[begin DATA RECORDS]

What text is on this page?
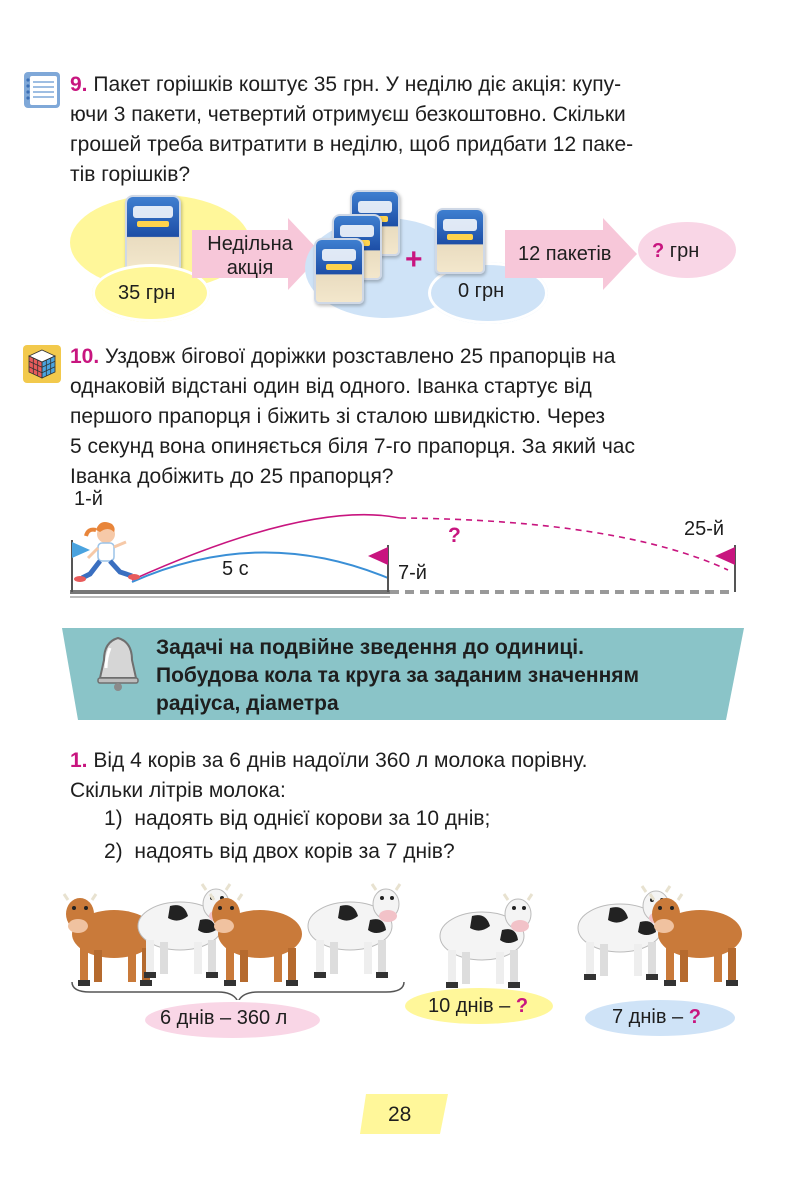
9. Пакет горішків коштує 35 грн. У неділю діє акція: купу-
ючи 3 пакети, четвертий отримуєш безкоштовно. Скільки
грошей треба витратити в неділю, щоб придбати 12 паке-
тів горішків?
35 грн
Недільна
акція	+
0 грн
12 пакетів ? грн
10. Уздовж бігової доріжки розставлено 25 прапорців на
однаковій відстані один від одного. Іванка стартує від
першого прапорця і біжить зі сталою швидкістю. Через
5 секунд вона опиняється біля 7-го прапорця. За який час
Іванка добіжить до 25 прапорця?
1-й
25-й
7-й
5 с
?
Задачі на подвійне зведення до одиниці.
Побудова кола та круга за заданим значенням
радіуса, діаметра
1. Від 4 корів за 6 днів надоїли 360 л молока порівну.
Скільки літрів молока:
1) надоять від однієї корови за 10 днів;
2) надоять від двох корів за 7 днів?
6 днів – 360 л
10 днів – ?	7 днів – ?
28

[end DATA RECORDS]

Quote the data above in full, leaving out the pictures it holds.

What text is on this page?
9. Пакет горішків коштує 35 грн. У неділю діє акція: купу-
ючи 3 пакети, четвертий отримуєш безкоштовно. Скільки
грошей треба витратити в неділю, щоб придбати 12 паке-
тів горішків?
35 грн
Недільна
акція	+
0 грн
12 пакетів ? грн
10. Уздовж бігової доріжки розставлено 25 прапорців на
однаковій відстані один від одного. Іванка стартує від
першого прапорця і біжить зі сталою швидкістю. Через
5 секунд вона опиняється біля 7-го прапорця. За який час
Іванка добіжить до 25 прапорця?
1-й
25-й
7-й
5 с
?
Задачі на подвійне зведення до одиниці.
Побудова кола та круга за заданим значенням
радіуса, діаметра
1. Від 4 корів за 6 днів надоїли 360 л молока порівну.
Скільки літрів молока:
1) надоять від однієї корови за 10 днів;
2) надоять від двох корів за 7 днів?
6 днів – 360 л
10 днів – ?	7 днів – ?
28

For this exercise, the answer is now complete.